Only a number is required: how many lines of the material contain the word "вручну"?

====== Input records

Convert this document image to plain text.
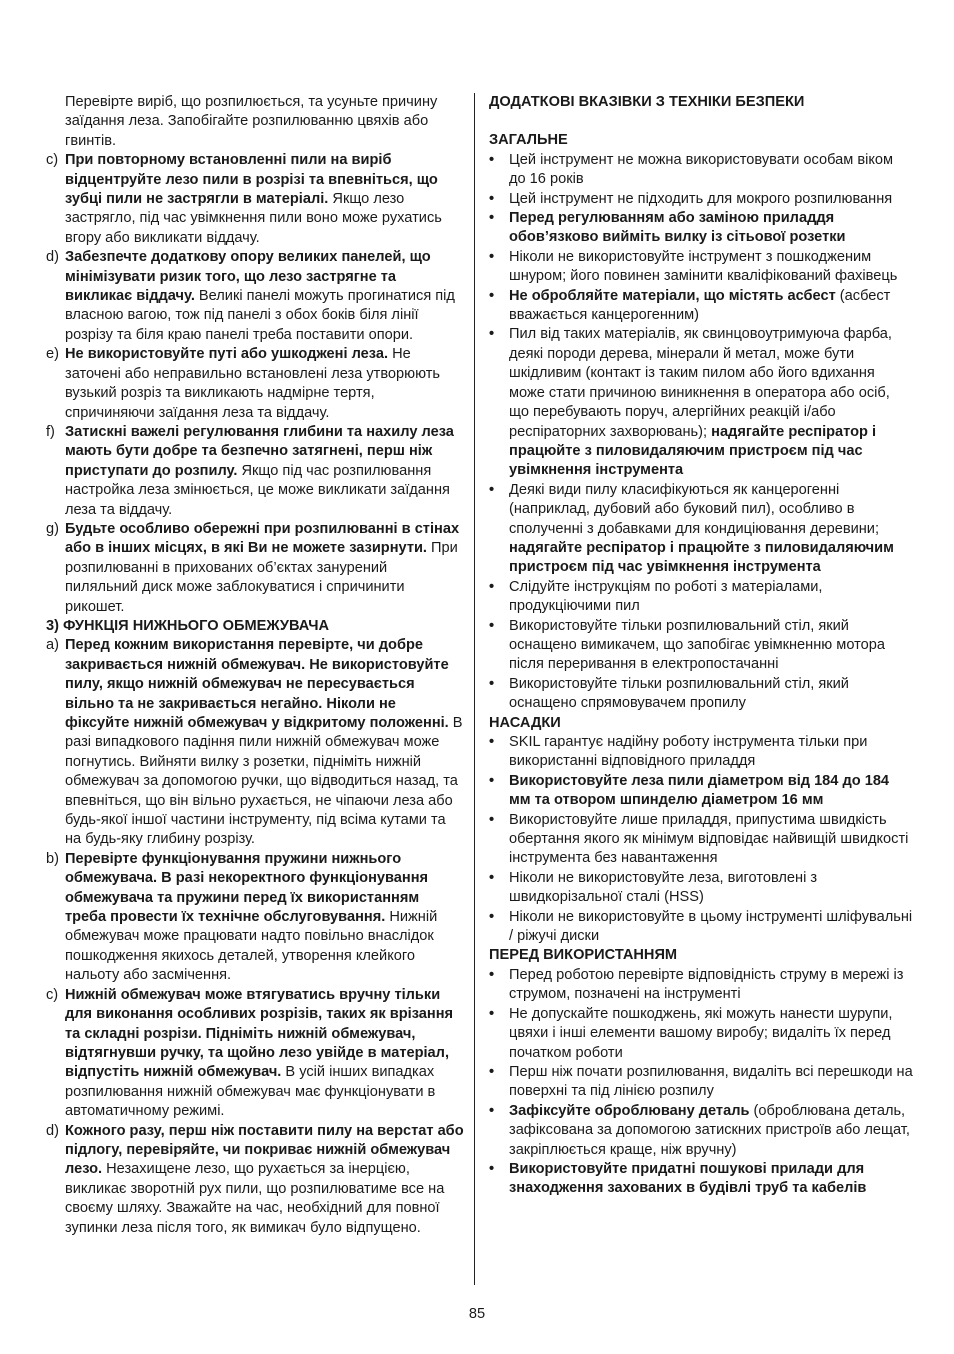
Перевірте виріб, що розпилюється, та усуньте причину заїдання леза. Запобігайте розпилюванню цвяхів або гвинтів.
c) При повторному встановленні пили на виріб відцентруйте лезо пили в розрізі та впевніться, що зубці пили не застрягли в матеріалі. Якщо лезо застрягло, під час увімкнення пили воно може рухатись вгору або викликати віддачу.
d) Забезпечте додаткову опору великих панелей, що мінімізувати ризик того, що лезо застрягне та викликає віддачу. Великі панелі можуть прогинатися під власною вагою, тож під панелі з обох боків біля лінії розрізу та біля краю панелі треба поставити опори.
e) Не використовуйте путі або ушкоджені леза. Не заточені або неправильно встановлені леза утворюють вузький розріз та викликають надмірне тертя, спричиняючи заїдання леза та віддачу.
f) Затискні важелі регулювання глибини та нахилу леза мають бути добре та безпечно затягнені, перш ніж приступати до розпилу. Якщо під час розпилювання настройка леза змінюється, це може викликати заїдання леза та віддачу.
g) Будьте особливо обережні при розпилюванні в стінах або в інших місцях, в які Ви не можете зазирнути. При розпилюванні в прихованих об’єктах занурений пиляльний диск може заблокуватися і спричинити рикошет.
3) ФУНКЦІЯ НИЖНЬОГО ОБМЕЖУВАЧА
a) Перед кожним використання перевірте, чи добре закривається нижній обмежувач. Не використовуйте пилу, якщо нижній обмежувач не пересувається вільно та не закривається негайно. Ніколи не фіксуйте нижній обмежувач у відкритому положенні. В разі випадкового падіння пили нижній обмежувач може погнутись. Вийняти вилку з розетки, підніміть нижній обмежувач за допомогою ручки, що відводиться назад, та впевніться, що він вільно рухається, не чіпаючи леза або будь-якої іншої частини інструменту, під всіма кутами та на будь-яку глибину розрізу.
b) Перевірте функціонування пружини нижнього обмежувача. В разі некоректного функціонування обмежувача та пружини перед їх використанням треба провести їх технічне обслуговування. Нижній обмежувач може працювати надто повільно внаслідок пошкодження якихось деталей, утворення клейкого нальоту або засмічення.
c) Нижній обмежувач може втягуватись вручну тільки для виконання особливих розрізів, таких як врізання та складні розрізи. Підніміть нижній обмежувач, відтягнувши ручку, та щойно лезо увійде в матеріал, відпустіть нижній обмежувач. В усій інших випадках розпилювання нижній обмежувач має функціонувати в автоматичному режимі.
d) Кожного разу, перш ніж поставити пилу на верстат або підлогу, перевіряйте, чи покриває нижній обмежувач лезо. Незахищене лезо, що рухається за інерцією, викликає зворотній рух пили, що розпилюватиме все на своєму шляху. Зважайте на час, необхідний для повної зупинки леза після того, як вимикач було відпущено.
ДОДАТКОВІ ВКАЗІВКИ З ТЕХНІКИ БЕЗПЕКИ
ЗАГАЛЬНЕ
•	Цей інструмент не можна використовувати особам віком до 16 років
•	Цей інструмент не підходить для мокрого розпилювання
•	Перед регулюванням або заміною приладдя обов’язково вийміть вилку із сітьової розетки
•	Ніколи не використовуйте інструмент з пошкодженим шнуром; його повинен замінити кваліфікований фахівець
•	Не обробляйте матеріали, що містять асбест (асбест вважається канцерогенним)
•	Пил від таких матеріалів, як свинцовоутримуюча фарба, деякі породи дерева, мінерали й метал, може бути шкідливим (контакт із таким пилом або його вдихання може стати причиною виникнення в оператора або осіб, що перебувають поруч, алергійних реакцій і/або респіраторних захворювань); надягайте респіратор і працюйте з пиловидаляючим пристроєм під час увімкнення інструмента
•	Деякі види пилу класифікуються як канцерогенні (наприклад, дубовий або буковий пил), особливо в сполученні з добавками для кондиціювання деревини; надягайте респіратор і працюйте з пиловидаляючим пристроєм під час увімкнення інструмента
•	Слідуйте інструкціям по роботі з матеріалами, продукціючими пил
•	Використовуйте тільки розпилювальний стіл, який оснащено вимикачем, що запобігає увімкненню мотора після переривання в електропостачанні
•	Використовуйте тільки розпилювальний стіл, який оснащено спрямовувачем пропилу
НАСАДКИ
•	SKIL гарантує надійну роботу інструмента тільки при використанні відповідного приладдя
•	Використовуйте леза пили діаметром від 184 до 184 мм та отвором шпинделю діаметром 16 мм
•	Використовуйте лише приладдя, припустима швидкість обертання якого як мінімум відповідає найвищій швидкості інструмента без навантаження
•	Ніколи не використовуйте леза, виготовлені з швидкорізальної сталі (HSS)
•	Ніколи не використовуйте в цьому інструменті шліфувальні / ріжучі диски
ПЕРЕД ВИКОРИСТАННЯМ
•	Перед роботою перевірте відповідність струму в мережі із струмом, позначені на інструменті
•	Не допускайте пошкоджень, які можуть нанести шурупи, цвяхи і інші елементи вашому виробу; видаліть їх перед початком роботи
•	Перш ніж почати розпилювання, видаліть всі перешкоди на поверхні та під лінією розпилу
•	Зафіксуйте оброблювану деталь (оброблювана деталь, зафіксована за допомогою затискних пристроїв або лещат, закріплюється краще, ніж вручну)
•	Використовуйте придатні пошукові прилади для знаходження захованих в будівлі труб та кабелів
85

============

Exercise response: 2